- TO DO
Would you restate all the data that follows, word for word?

========================================================================

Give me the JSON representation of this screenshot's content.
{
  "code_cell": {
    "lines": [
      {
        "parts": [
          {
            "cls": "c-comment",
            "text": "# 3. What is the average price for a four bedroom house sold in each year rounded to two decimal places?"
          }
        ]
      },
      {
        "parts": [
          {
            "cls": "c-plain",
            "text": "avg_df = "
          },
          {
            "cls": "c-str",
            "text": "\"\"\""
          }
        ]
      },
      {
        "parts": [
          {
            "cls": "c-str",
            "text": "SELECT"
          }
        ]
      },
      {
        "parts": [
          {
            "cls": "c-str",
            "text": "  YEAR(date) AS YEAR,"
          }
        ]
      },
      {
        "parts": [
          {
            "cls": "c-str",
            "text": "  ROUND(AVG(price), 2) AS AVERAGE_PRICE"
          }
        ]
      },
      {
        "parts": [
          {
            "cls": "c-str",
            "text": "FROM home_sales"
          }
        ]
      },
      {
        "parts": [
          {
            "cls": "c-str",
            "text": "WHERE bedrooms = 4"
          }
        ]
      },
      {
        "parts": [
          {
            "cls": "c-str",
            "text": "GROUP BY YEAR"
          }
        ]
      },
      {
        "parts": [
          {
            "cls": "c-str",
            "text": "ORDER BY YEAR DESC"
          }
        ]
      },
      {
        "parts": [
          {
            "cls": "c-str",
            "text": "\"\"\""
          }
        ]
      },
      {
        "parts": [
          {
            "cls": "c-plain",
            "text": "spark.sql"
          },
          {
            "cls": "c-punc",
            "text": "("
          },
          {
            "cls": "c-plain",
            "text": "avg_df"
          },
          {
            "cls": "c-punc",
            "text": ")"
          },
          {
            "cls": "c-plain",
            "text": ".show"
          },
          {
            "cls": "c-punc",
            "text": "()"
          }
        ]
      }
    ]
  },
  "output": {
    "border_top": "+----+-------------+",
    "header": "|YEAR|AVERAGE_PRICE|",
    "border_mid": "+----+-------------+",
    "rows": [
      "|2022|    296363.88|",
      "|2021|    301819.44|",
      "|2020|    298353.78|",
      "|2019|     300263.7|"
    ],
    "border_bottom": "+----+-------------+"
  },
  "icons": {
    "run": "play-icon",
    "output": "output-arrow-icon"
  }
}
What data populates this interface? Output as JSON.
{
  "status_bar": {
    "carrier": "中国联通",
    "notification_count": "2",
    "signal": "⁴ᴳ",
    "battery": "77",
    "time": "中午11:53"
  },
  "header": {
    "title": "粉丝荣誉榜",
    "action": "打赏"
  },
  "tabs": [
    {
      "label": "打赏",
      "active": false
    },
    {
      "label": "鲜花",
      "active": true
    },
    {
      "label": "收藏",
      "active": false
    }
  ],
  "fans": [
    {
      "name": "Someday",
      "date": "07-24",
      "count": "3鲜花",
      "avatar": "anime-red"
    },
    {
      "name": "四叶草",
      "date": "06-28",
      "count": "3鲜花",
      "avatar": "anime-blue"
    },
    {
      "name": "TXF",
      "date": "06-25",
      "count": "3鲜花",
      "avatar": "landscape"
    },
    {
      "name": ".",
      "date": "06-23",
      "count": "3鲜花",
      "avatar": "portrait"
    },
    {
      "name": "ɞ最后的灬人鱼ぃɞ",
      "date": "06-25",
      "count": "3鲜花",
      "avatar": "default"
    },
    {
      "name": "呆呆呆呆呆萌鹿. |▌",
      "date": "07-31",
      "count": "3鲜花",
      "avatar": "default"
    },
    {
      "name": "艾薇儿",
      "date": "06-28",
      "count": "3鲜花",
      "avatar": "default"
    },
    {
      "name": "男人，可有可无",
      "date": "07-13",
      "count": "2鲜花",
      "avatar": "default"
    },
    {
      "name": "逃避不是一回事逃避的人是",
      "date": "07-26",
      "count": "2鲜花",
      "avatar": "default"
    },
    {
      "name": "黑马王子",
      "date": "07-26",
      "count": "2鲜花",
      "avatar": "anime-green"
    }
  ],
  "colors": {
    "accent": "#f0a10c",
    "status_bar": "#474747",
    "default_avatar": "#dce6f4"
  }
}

========================================================================

- WRITTEN ANSWER
Give me the JSON representation of this screenshot's content.
{
  "code_cell": {
    "lines": [
      {
        "parts": [
          {
            "cls": "c-comment",
            "text": "# 3. What is the average price for a four bedroom house sold in each year rounded to two decimal places?"
          }
        ]
      },
      {
        "parts": [
          {
            "cls": "c-plain",
            "text": "avg_df = "
          },
          {
            "cls": "c-str",
            "text": "\"\"\""
          }
        ]
      },
      {
        "parts": [
          {
            "cls": "c-str",
            "text": "SELECT"
          }
        ]
      },
      {
        "parts": [
          {
            "cls": "c-str",
            "text": "  YEAR(date) AS YEAR,"
          }
        ]
      },
      {
        "parts": [
          {
            "cls": "c-str",
            "text": "  ROUND(AVG(price), 2) AS AVERAGE_PRICE"
          }
        ]
      },
      {
        "parts": [
          {
            "cls": "c-str",
            "text": "FROM home_sales"
          }
        ]
      },
      {
        "parts": [
          {
            "cls": "c-str",
            "text": "WHERE bedrooms = 4"
          }
        ]
      },
      {
        "parts": [
          {
            "cls": "c-str",
            "text": "GROUP BY YEAR"
          }
        ]
      },
      {
        "parts": [
          {
            "cls": "c-str",
            "text": "ORDER BY YEAR DESC"
          }
        ]
      },
      {
        "parts": [
          {
            "cls": "c-str",
            "text": "\"\"\""
          }
        ]
      },
      {
        "parts": [
          {
            "cls": "c-plain",
            "text": "spark.sql"
          },
          {
            "cls": "c-punc",
            "text": "("
          },
          {
            "cls": "c-plain",
            "text": "avg_df"
          },
          {
            "cls": "c-punc",
            "text": ")"
          },
          {
            "cls": "c-plain",
            "text": ".show"
          },
          {
            "cls": "c-punc",
            "text": "()"
          }
        ]
      }
    ]
  },
  "output": {
    "border_top": "+----+-------------+",
    "header": "|YEAR|AVERAGE_PRICE|",
    "border_mid": "+----+-------------+",
    "rows": [
      "|2022|    296363.88|",
      "|2021|    301819.44|",
      "|2020|    298353.78|",
      "|2019|     300263.7|"
    ],
    "border_bottom": "+----+-------------+"
  },
  "icons": {
    "run": "play-icon",
    "output": "output-arrow-icon"
  }
}
What data populates this interface? Output as JSON.
{
  "status_bar": {
    "carrier": "中国联通",
    "notification_count": "2",
    "signal": "⁴ᴳ",
    "battery": "77",
    "time": "中午11:53"
  },
  "header": {
    "title": "粉丝荣誉榜",
    "action": "打赏"
  },
  "tabs": [
    {
      "label": "打赏",
      "active": false
    },
    {
      "label": "鲜花",
      "active": true
    },
    {
      "label": "收藏",
      "active": false
    }
  ],
  "fans": [
    {
      "name": "Someday",
      "date": "07-24",
      "count": "3鲜花",
      "avatar": "anime-red"
    },
    {
      "name": "四叶草",
      "date": "06-28",
      "count": "3鲜花",
      "avatar": "anime-blue"
    },
    {
      "name": "TXF",
      "date": "06-25",
      "count": "3鲜花",
      "avatar": "landscape"
    },
    {
      "name": ".",
      "date": "06-23",
      "count": "3鲜花",
      "avatar": "portrait"
    },
    {
      "name": "ɞ最后的灬人鱼ぃɞ",
      "date": "06-25",
      "count": "3鲜花",
      "avatar": "default"
    },
    {
      "name": "呆呆呆呆呆萌鹿. |▌",
      "date": "07-31",
      "count": "3鲜花",
      "avatar": "default"
    },
    {
      "name": "艾薇儿",
      "date": "06-28",
      "count": "3鲜花",
      "avatar": "default"
    },
    {
      "name": "男人，可有可无",
      "date": "07-13",
      "count": "2鲜花",
      "avatar": "default"
    },
    {
      "name": "逃避不是一回事逃避的人是",
      "date": "07-26",
      "count": "2鲜花",
      "avatar": "default"
    },
    {
      "name": "黑马王子",
      "date": "07-26",
      "count": "2鲜花",
      "avatar": "anime-green"
    }
  ],
  "colors": {
    "accent": "#f0a10c",
    "status_bar": "#474747",
    "default_avatar": "#dce6f4"
  }
}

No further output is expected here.